- _Task directions_: The entire listing is to be repeated verbatim.

- _Input for this task_:
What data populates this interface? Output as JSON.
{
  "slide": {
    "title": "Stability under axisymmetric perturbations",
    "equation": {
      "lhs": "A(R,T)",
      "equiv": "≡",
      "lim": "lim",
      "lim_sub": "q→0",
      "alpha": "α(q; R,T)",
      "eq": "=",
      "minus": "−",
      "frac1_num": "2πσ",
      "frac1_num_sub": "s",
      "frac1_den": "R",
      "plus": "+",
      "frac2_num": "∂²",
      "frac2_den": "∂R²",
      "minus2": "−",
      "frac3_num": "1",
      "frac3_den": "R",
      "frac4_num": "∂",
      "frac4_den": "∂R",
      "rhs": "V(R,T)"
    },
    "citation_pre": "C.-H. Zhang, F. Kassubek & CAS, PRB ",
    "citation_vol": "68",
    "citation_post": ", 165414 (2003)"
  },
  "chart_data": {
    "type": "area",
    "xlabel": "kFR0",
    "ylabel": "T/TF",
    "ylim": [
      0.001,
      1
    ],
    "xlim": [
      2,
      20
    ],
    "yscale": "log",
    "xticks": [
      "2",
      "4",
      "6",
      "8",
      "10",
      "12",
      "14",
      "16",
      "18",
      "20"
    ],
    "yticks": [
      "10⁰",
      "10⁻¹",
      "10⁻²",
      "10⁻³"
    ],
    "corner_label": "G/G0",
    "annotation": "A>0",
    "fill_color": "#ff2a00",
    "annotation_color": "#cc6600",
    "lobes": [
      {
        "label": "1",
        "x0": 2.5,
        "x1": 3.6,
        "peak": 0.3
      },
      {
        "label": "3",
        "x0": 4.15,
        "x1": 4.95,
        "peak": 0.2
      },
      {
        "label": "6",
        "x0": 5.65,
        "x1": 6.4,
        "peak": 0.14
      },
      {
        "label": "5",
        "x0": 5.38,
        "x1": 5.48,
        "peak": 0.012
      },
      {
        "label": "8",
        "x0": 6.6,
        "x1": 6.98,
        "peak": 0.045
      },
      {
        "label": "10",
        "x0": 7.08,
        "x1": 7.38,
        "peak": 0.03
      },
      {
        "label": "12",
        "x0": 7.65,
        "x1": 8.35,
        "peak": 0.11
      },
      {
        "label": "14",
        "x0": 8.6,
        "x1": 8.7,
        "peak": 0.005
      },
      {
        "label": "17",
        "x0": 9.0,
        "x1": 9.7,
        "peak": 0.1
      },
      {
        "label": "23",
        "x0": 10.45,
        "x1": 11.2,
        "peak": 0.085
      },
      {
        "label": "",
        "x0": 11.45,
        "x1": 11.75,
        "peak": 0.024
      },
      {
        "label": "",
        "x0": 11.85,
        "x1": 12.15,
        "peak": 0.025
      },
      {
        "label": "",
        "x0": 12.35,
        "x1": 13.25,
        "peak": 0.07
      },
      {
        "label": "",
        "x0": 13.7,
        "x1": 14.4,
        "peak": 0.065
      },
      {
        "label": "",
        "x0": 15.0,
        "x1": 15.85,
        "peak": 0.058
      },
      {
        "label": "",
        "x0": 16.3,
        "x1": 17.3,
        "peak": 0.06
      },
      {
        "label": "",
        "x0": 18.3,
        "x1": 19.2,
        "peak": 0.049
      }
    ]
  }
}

- _Output below_:
What data populates this interface? Output as JSON.
{
  "slide": {
    "title": "Stability under axisymmetric perturbations",
    "equation": {
      "lhs": "A(R,T)",
      "equiv": "≡",
      "lim": "lim",
      "lim_sub": "q→0",
      "alpha": "α(q; R,T)",
      "eq": "=",
      "minus": "−",
      "frac1_num": "2πσ",
      "frac1_num_sub": "s",
      "frac1_den": "R",
      "plus": "+",
      "frac2_num": "∂²",
      "frac2_den": "∂R²",
      "minus2": "−",
      "frac3_num": "1",
      "frac3_den": "R",
      "frac4_num": "∂",
      "frac4_den": "∂R",
      "rhs": "V(R,T)"
    },
    "citation_pre": "C.-H. Zhang, F. Kassubek & CAS, PRB ",
    "citation_vol": "68",
    "citation_post": ", 165414 (2003)"
  },
  "chart_data": {
    "type": "area",
    "xlabel": "kFR0",
    "ylabel": "T/TF",
    "ylim": [
      0.001,
      1
    ],
    "xlim": [
      2,
      20
    ],
    "yscale": "log",
    "xticks": [
      "2",
      "4",
      "6",
      "8",
      "10",
      "12",
      "14",
      "16",
      "18",
      "20"
    ],
    "yticks": [
      "10⁰",
      "10⁻¹",
      "10⁻²",
      "10⁻³"
    ],
    "corner_label": "G/G0",
    "annotation": "A>0",
    "fill_color": "#ff2a00",
    "annotation_color": "#cc6600",
    "lobes": [
      {
        "label": "1",
        "x0": 2.5,
        "x1": 3.6,
        "peak": 0.3
      },
      {
        "label": "3",
        "x0": 4.15,
        "x1": 4.95,
        "peak": 0.2
      },
      {
        "label": "6",
        "x0": 5.65,
        "x1": 6.4,
        "peak": 0.14
      },
      {
        "label": "5",
        "x0": 5.38,
        "x1": 5.48,
        "peak": 0.012
      },
      {
        "label": "8",
        "x0": 6.6,
        "x1": 6.98,
        "peak": 0.045
      },
      {
        "label": "10",
        "x0": 7.08,
        "x1": 7.38,
        "peak": 0.03
      },
      {
        "label": "12",
        "x0": 7.65,
        "x1": 8.35,
        "peak": 0.11
      },
      {
        "label": "14",
        "x0": 8.6,
        "x1": 8.7,
        "peak": 0.005
      },
      {
        "label": "17",
        "x0": 9.0,
        "x1": 9.7,
        "peak": 0.1
      },
      {
        "label": "23",
        "x0": 10.45,
        "x1": 11.2,
        "peak": 0.085
      },
      {
        "label": "",
        "x0": 11.45,
        "x1": 11.75,
        "peak": 0.024
      },
      {
        "label": "",
        "x0": 11.85,
        "x1": 12.15,
        "peak": 0.025
      },
      {
        "label": "",
        "x0": 12.35,
        "x1": 13.25,
        "peak": 0.07
      },
      {
        "label": "",
        "x0": 13.7,
        "x1": 14.4,
        "peak": 0.065
      },
      {
        "label": "",
        "x0": 15.0,
        "x1": 15.85,
        "peak": 0.058
      },
      {
        "label": "",
        "x0": 16.3,
        "x1": 17.3,
        "peak": 0.06
      },
      {
        "label": "",
        "x0": 18.3,
        "x1": 19.2,
        "peak": 0.049
      }
    ]
  }
}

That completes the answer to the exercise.